Copy the following lines exactly as they are.

[begin Records for the exercise]

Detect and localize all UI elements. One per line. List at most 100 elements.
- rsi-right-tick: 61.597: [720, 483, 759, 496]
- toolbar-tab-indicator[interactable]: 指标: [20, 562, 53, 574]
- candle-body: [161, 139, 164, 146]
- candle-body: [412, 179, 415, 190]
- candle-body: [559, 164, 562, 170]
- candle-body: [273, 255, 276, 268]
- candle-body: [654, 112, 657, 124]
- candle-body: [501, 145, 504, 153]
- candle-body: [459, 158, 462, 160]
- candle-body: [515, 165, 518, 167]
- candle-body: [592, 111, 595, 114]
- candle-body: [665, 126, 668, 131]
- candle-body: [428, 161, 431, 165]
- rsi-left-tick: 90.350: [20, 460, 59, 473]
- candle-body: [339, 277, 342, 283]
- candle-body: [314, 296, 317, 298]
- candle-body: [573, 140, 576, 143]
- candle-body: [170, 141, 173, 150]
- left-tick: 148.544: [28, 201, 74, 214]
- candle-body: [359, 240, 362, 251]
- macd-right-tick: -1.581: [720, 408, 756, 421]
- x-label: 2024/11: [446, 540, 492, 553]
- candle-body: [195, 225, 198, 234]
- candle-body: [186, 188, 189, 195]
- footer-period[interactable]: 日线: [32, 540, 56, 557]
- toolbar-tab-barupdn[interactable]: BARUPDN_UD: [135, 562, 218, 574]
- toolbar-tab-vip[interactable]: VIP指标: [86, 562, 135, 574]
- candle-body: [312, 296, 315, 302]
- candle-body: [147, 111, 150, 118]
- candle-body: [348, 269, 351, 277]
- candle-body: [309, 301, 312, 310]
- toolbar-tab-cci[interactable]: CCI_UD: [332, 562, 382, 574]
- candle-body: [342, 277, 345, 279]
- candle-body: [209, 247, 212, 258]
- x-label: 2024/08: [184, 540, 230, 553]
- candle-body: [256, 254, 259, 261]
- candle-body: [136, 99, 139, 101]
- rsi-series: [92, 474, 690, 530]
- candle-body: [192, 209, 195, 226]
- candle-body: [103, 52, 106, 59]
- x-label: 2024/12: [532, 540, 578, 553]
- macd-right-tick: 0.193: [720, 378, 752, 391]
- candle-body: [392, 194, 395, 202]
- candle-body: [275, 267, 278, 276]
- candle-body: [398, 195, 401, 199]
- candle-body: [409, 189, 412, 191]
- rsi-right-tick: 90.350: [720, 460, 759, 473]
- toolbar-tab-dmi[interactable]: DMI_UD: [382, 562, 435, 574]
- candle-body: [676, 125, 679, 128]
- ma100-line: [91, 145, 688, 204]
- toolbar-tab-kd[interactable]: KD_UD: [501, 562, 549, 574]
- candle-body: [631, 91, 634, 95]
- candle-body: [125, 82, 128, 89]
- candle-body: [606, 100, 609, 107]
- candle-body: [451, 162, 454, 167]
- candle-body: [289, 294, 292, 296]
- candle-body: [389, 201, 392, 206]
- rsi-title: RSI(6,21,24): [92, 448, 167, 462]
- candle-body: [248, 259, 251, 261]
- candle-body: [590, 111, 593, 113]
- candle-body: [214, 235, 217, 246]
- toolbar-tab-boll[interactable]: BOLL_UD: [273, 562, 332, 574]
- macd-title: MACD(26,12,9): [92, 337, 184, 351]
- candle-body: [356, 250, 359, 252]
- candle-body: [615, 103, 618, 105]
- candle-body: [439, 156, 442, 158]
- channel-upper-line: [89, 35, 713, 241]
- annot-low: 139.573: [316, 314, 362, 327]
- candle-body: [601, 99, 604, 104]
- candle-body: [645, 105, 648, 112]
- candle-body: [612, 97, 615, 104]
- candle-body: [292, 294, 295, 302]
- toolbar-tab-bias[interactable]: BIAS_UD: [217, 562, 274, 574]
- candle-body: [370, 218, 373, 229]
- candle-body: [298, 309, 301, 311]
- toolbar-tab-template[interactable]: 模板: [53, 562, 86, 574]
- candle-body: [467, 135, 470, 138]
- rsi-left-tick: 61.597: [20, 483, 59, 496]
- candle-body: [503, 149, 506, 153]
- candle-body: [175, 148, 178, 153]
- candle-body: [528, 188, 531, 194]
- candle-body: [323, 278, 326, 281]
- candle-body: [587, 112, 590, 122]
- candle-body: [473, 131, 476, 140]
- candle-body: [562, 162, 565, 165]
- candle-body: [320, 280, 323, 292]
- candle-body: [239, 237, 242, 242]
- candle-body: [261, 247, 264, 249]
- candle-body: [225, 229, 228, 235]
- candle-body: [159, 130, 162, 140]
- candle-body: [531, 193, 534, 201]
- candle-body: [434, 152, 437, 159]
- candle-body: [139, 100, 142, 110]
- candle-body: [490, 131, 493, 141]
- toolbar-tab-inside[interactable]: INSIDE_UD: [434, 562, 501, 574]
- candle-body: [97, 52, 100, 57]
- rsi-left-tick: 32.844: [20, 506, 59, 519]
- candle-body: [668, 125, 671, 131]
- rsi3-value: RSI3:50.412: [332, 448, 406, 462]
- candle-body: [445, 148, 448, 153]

[end Records for the exercise]

- [Result for this task]:
Detect and localize all UI elements. One per line. List at most 100 elements.
- rsi-right-tick: 61.597: [720, 483, 759, 496]
- toolbar-tab-indicator[interactable]: 指标: [20, 562, 53, 574]
- candle-body: [161, 139, 164, 146]
- candle-body: [412, 179, 415, 190]
- candle-body: [559, 164, 562, 170]
- candle-body: [273, 255, 276, 268]
- candle-body: [654, 112, 657, 124]
- candle-body: [501, 145, 504, 153]
- candle-body: [459, 158, 462, 160]
- candle-body: [515, 165, 518, 167]
- candle-body: [592, 111, 595, 114]
- candle-body: [665, 126, 668, 131]
- candle-body: [428, 161, 431, 165]
- rsi-left-tick: 90.350: [20, 460, 59, 473]
- candle-body: [339, 277, 342, 283]
- candle-body: [314, 296, 317, 298]
- candle-body: [573, 140, 576, 143]
- candle-body: [170, 141, 173, 150]
- left-tick: 148.544: [28, 201, 74, 214]
- candle-body: [359, 240, 362, 251]
- macd-right-tick: -1.581: [720, 408, 756, 421]
- x-label: 2024/11: [446, 540, 492, 553]
- candle-body: [195, 225, 198, 234]
- candle-body: [186, 188, 189, 195]
- footer-period[interactable]: 日线: [32, 540, 56, 557]
- toolbar-tab-barupdn[interactable]: BARUPDN_UD: [135, 562, 218, 574]
- toolbar-tab-vip[interactable]: VIP指标: [86, 562, 135, 574]
- candle-body: [312, 296, 315, 302]
- candle-body: [147, 111, 150, 118]
- candle-body: [348, 269, 351, 277]
- candle-body: [309, 301, 312, 310]
- toolbar-tab-cci[interactable]: CCI_UD: [332, 562, 382, 574]
- candle-body: [342, 277, 345, 279]
- candle-body: [209, 247, 212, 258]
- x-label: 2024/08: [184, 540, 230, 553]
- candle-body: [256, 254, 259, 261]
- candle-body: [136, 99, 139, 101]
- rsi-series: [92, 474, 690, 530]
- candle-body: [192, 209, 195, 226]
- candle-body: [103, 52, 106, 59]
- x-label: 2024/12: [532, 540, 578, 553]
- macd-right-tick: 0.193: [720, 378, 752, 391]
- candle-body: [392, 194, 395, 202]
- candle-body: [275, 267, 278, 276]
- candle-body: [398, 195, 401, 199]
- candle-body: [409, 189, 412, 191]
- rsi-right-tick: 90.350: [720, 460, 759, 473]
- toolbar-tab-dmi[interactable]: DMI_UD: [382, 562, 435, 574]
- candle-body: [676, 125, 679, 128]
- ma100-line: [91, 145, 688, 204]
- toolbar-tab-kd[interactable]: KD_UD: [501, 562, 549, 574]
- candle-body: [631, 91, 634, 95]
- candle-body: [125, 82, 128, 89]
- candle-body: [606, 100, 609, 107]
- candle-body: [451, 162, 454, 167]
- candle-body: [289, 294, 292, 296]
- candle-body: [389, 201, 392, 206]
- rsi-title: RSI(6,21,24): [92, 448, 167, 462]
- candle-body: [248, 259, 251, 261]
- candle-body: [590, 111, 593, 113]
- candle-body: [214, 235, 217, 246]
- toolbar-tab-boll[interactable]: BOLL_UD: [273, 562, 332, 574]
- macd-title: MACD(26,12,9): [92, 337, 184, 351]
- candle-body: [356, 250, 359, 252]
- candle-body: [615, 103, 618, 105]
- candle-body: [439, 156, 442, 158]
- channel-upper-line: [89, 35, 713, 241]
- annot-low: 139.573: [316, 314, 362, 327]
- candle-body: [601, 99, 604, 104]
- candle-body: [645, 105, 648, 112]
- candle-body: [612, 97, 615, 104]
- candle-body: [292, 294, 295, 302]
- toolbar-tab-bias[interactable]: BIAS_UD: [217, 562, 274, 574]
- candle-body: [370, 218, 373, 229]
- candle-body: [298, 309, 301, 311]
- toolbar-tab-template[interactable]: 模板: [53, 562, 86, 574]
- candle-body: [467, 135, 470, 138]
- rsi-left-tick: 61.597: [20, 483, 59, 496]
- candle-body: [503, 149, 506, 153]
- candle-body: [175, 148, 178, 153]
- candle-body: [528, 188, 531, 194]
- candle-body: [323, 278, 326, 281]
- candle-body: [587, 112, 590, 122]
- candle-body: [473, 131, 476, 140]
- candle-body: [562, 162, 565, 165]
- candle-body: [320, 280, 323, 292]
- candle-body: [239, 237, 242, 242]
- candle-body: [261, 247, 264, 249]
- candle-body: [225, 229, 228, 235]
- candle-body: [159, 130, 162, 140]
- candle-body: [531, 193, 534, 201]
- candle-body: [434, 152, 437, 159]
- candle-body: [139, 100, 142, 110]
- candle-body: [490, 131, 493, 141]
- toolbar-tab-inside[interactable]: INSIDE_UD: [434, 562, 501, 574]
- candle-body: [97, 52, 100, 57]
- rsi-left-tick: 32.844: [20, 506, 59, 519]
- candle-body: [668, 125, 671, 131]
- rsi3-value: RSI3:50.412: [332, 448, 406, 462]
- candle-body: [445, 148, 448, 153]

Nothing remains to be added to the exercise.